Data items:
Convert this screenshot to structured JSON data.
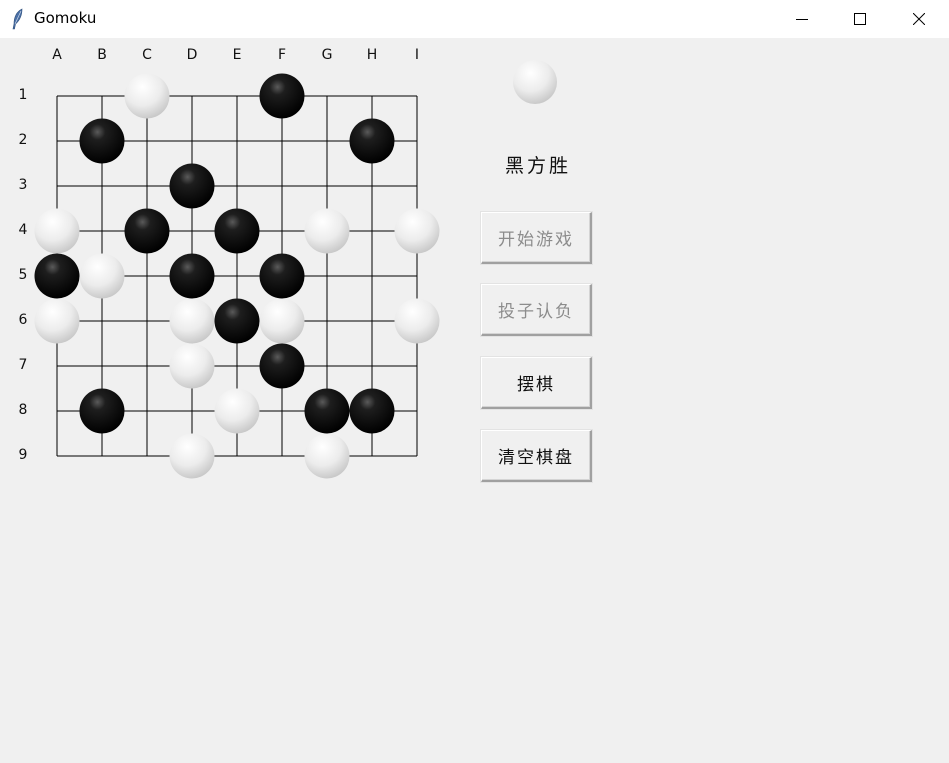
{
  "window": {
    "title": "Gomoku",
    "controls": [
      "minimize",
      "maximize",
      "close"
    ]
  },
  "board": {
    "columns": [
      "A",
      "B",
      "C",
      "D",
      "E",
      "F",
      "G",
      "H",
      "I"
    ],
    "rows": [
      "1",
      "2",
      "3",
      "4",
      "5",
      "6",
      "7",
      "8",
      "9"
    ],
    "stones": [
      {
        "col": "C",
        "row": 1,
        "color": "white"
      },
      {
        "col": "F",
        "row": 1,
        "color": "black"
      },
      {
        "col": "B",
        "row": 2,
        "color": "black"
      },
      {
        "col": "H",
        "row": 2,
        "color": "black"
      },
      {
        "col": "D",
        "row": 3,
        "color": "black"
      },
      {
        "col": "A",
        "row": 4,
        "color": "white"
      },
      {
        "col": "C",
        "row": 4,
        "color": "black"
      },
      {
        "col": "E",
        "row": 4,
        "color": "black"
      },
      {
        "col": "G",
        "row": 4,
        "color": "white"
      },
      {
        "col": "I",
        "row": 4,
        "color": "white"
      },
      {
        "col": "A",
        "row": 5,
        "color": "black"
      },
      {
        "col": "B",
        "row": 5,
        "color": "white"
      },
      {
        "col": "D",
        "row": 5,
        "color": "black"
      },
      {
        "col": "F",
        "row": 5,
        "color": "black"
      },
      {
        "col": "A",
        "row": 6,
        "color": "white"
      },
      {
        "col": "D",
        "row": 6,
        "color": "white"
      },
      {
        "col": "E",
        "row": 6,
        "color": "black"
      },
      {
        "col": "F",
        "row": 6,
        "color": "white"
      },
      {
        "col": "I",
        "row": 6,
        "color": "white"
      },
      {
        "col": "D",
        "row": 7,
        "color": "white"
      },
      {
        "col": "F",
        "row": 7,
        "color": "black"
      },
      {
        "col": "B",
        "row": 8,
        "color": "black"
      },
      {
        "col": "E",
        "row": 8,
        "color": "white"
      },
      {
        "col": "G",
        "row": 8,
        "color": "black"
      },
      {
        "col": "H",
        "row": 8,
        "color": "black"
      },
      {
        "col": "D",
        "row": 9,
        "color": "white"
      },
      {
        "col": "G",
        "row": 9,
        "color": "white"
      }
    ]
  },
  "panel": {
    "current_stone": "white",
    "status": "黑方胜",
    "buttons": [
      {
        "label": "开始游戏",
        "enabled": false
      },
      {
        "label": "投子认负",
        "enabled": false
      },
      {
        "label": "摆棋",
        "enabled": true
      },
      {
        "label": "清空棋盘",
        "enabled": true
      }
    ]
  },
  "colors": {
    "window_bg": "#f0f0f0",
    "titlebar_bg": "#ffffff",
    "grid_line": "#000000",
    "black_stone": "#0a0a0a",
    "white_stone": "#e8e8e8",
    "disabled_text": "#8c8c8c"
  }
}
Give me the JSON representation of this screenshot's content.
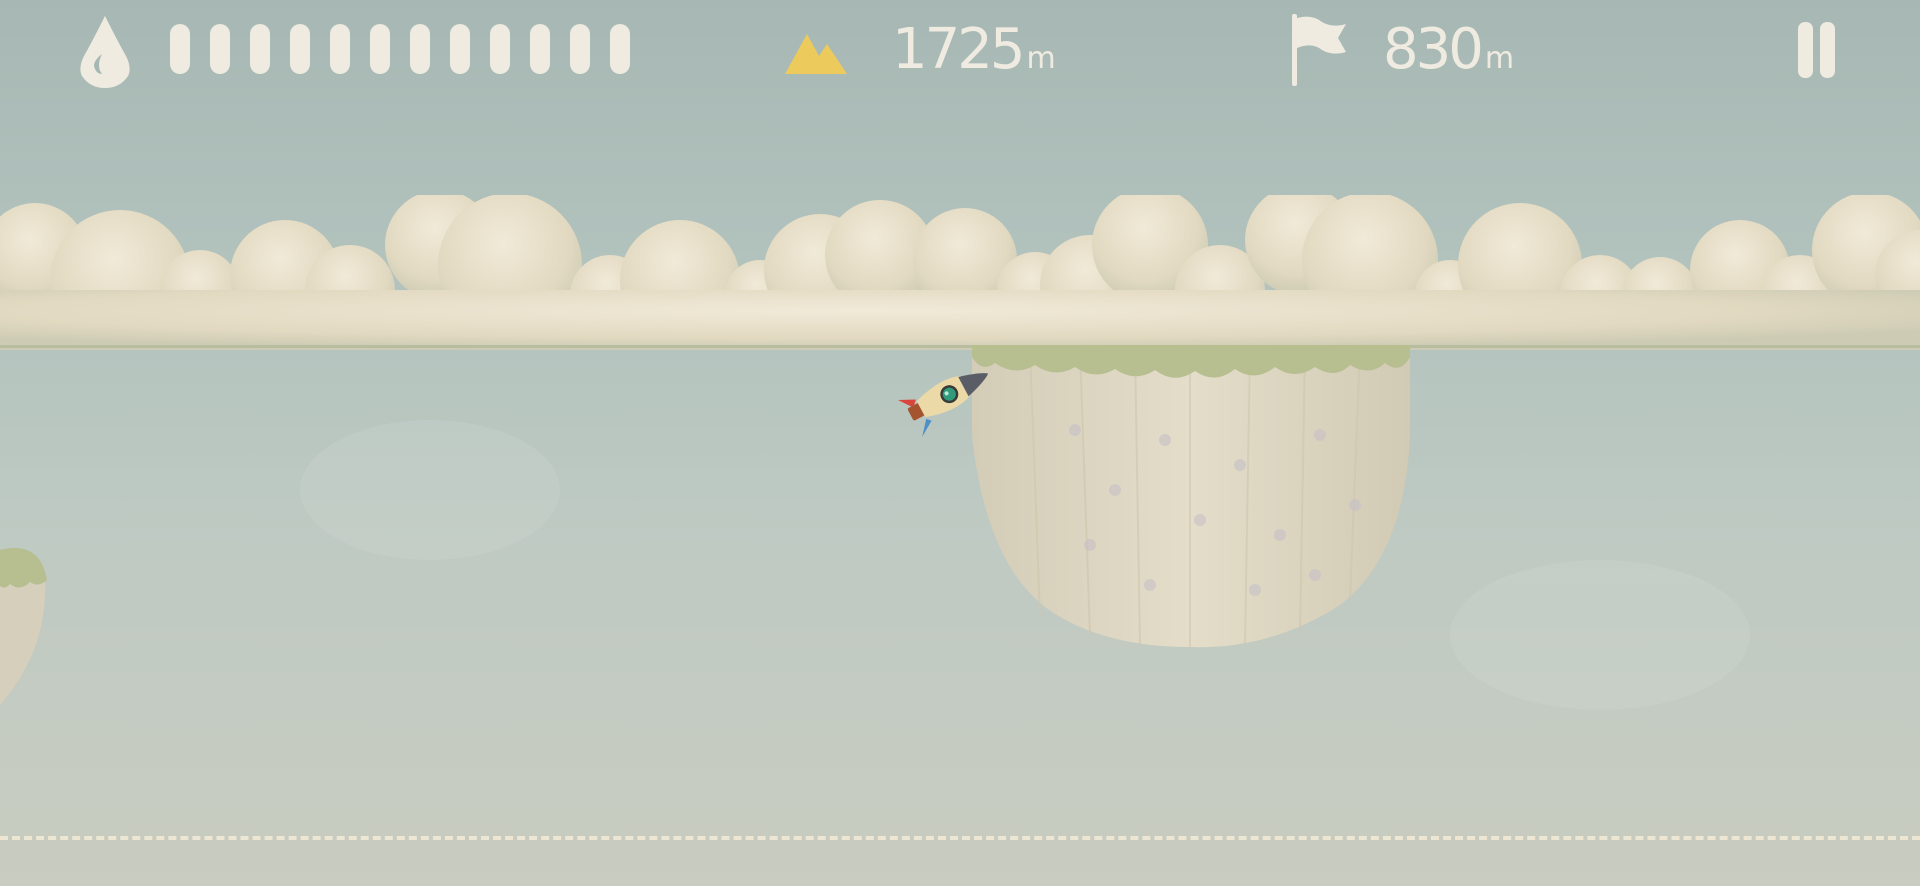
{
  "hud": {
    "fuel": {
      "icon": "water-drop-icon",
      "total_segments": 12,
      "filled_segments": 12
    },
    "altitude": {
      "icon": "mountain-icon",
      "value": "1725",
      "unit": "m"
    },
    "distance": {
      "icon": "flag-icon",
      "value": "830",
      "unit": "m"
    },
    "pause": {
      "icon": "pause-icon"
    }
  },
  "scene": {
    "player": "rocket",
    "objects": [
      "cloud-layer",
      "floating-island",
      "floating-island-partial",
      "dashed-ground-line"
    ]
  },
  "colors": {
    "hud_text": "#efebe1",
    "mountain": "#ecca5c",
    "sky_top": "#a7b8b4",
    "sky_bottom": "#c9ccc0",
    "cloud": "#ebe3cf",
    "island_grass": "#b7be8f",
    "island_body": "#ddd6c2"
  }
}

Instructions to follow » Find each line holding the string "this" and copy it out.

Written answer »
Convert this screenshot to structured JSON data.
Give me the JSON representation of this screenshot's content.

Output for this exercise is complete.